Task goal >> Find and copy every line in the records that includes the string "确保项目按计划推进".

Extracted material >>
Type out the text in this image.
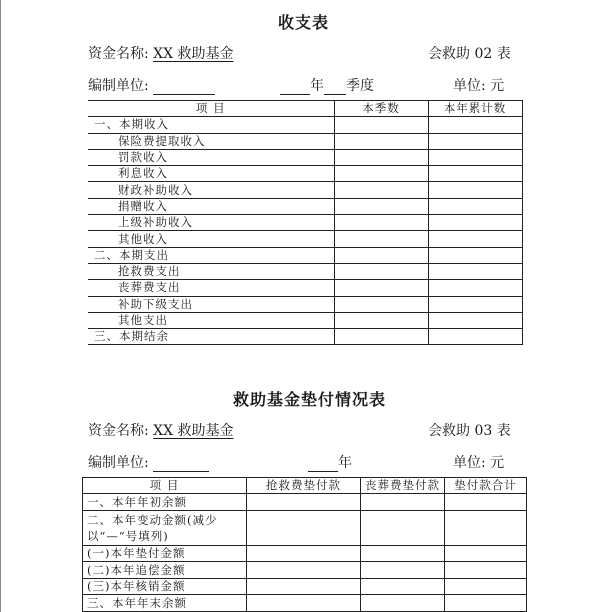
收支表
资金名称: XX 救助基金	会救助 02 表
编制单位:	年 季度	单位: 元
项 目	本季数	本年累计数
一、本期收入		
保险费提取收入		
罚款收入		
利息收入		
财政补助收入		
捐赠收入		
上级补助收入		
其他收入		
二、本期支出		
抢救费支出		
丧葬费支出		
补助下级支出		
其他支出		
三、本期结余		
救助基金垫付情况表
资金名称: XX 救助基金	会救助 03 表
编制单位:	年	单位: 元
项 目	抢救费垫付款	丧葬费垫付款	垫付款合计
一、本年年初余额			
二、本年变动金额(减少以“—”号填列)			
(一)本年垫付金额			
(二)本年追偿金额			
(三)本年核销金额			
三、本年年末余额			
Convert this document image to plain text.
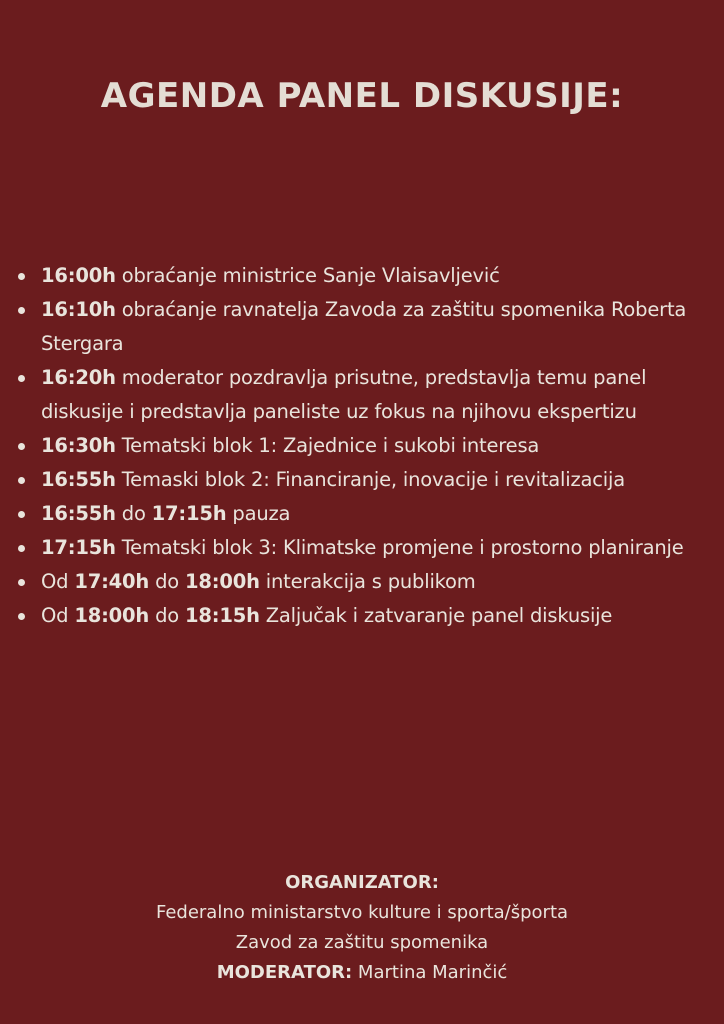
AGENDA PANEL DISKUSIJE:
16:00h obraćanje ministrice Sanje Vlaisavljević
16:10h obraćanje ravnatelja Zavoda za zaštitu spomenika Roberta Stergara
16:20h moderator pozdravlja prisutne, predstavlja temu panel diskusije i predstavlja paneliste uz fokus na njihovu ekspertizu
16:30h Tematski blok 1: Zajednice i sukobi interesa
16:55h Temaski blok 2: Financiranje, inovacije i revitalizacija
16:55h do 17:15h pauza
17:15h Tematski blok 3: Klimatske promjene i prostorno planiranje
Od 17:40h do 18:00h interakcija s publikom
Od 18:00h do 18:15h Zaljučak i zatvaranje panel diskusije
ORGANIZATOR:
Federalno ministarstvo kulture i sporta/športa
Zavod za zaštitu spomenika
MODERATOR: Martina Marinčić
==
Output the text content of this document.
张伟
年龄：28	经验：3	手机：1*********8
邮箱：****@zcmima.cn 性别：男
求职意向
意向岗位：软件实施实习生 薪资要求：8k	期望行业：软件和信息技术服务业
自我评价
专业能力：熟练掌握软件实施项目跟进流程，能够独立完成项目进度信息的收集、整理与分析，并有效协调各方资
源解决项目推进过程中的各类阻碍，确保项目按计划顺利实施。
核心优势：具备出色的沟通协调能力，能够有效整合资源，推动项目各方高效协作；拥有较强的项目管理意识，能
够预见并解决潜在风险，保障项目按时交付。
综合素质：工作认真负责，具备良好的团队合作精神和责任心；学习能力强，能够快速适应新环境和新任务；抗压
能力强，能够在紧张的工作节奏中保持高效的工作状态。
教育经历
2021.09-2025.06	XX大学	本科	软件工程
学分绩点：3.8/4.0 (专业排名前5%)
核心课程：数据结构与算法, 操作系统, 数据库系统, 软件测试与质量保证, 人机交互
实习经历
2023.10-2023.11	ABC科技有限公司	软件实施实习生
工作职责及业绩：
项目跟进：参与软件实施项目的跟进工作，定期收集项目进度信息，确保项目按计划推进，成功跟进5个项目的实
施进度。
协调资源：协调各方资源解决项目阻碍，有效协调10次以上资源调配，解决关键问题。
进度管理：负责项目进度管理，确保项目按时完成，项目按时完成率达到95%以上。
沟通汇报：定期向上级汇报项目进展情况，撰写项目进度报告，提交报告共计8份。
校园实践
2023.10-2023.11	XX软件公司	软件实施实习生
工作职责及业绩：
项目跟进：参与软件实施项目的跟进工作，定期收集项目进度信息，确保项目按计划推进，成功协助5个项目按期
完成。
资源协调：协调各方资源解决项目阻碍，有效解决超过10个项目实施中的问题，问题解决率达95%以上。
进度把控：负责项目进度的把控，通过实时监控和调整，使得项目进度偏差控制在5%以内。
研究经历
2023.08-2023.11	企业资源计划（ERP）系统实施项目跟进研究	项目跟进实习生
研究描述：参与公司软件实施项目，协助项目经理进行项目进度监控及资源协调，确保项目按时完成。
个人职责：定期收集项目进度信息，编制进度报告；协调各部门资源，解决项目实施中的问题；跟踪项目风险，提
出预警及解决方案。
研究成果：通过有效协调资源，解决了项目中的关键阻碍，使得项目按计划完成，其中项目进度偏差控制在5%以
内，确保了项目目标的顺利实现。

Task output >>
项目跟进：参与软件实施项目的跟进工作，定期收集项目进度信息，确保项目按计划推进，成功跟进5个项目的实
项目跟进：参与软件实施项目的跟进工作，定期收集项目进度信息，确保项目按计划推进，成功协助5个项目按期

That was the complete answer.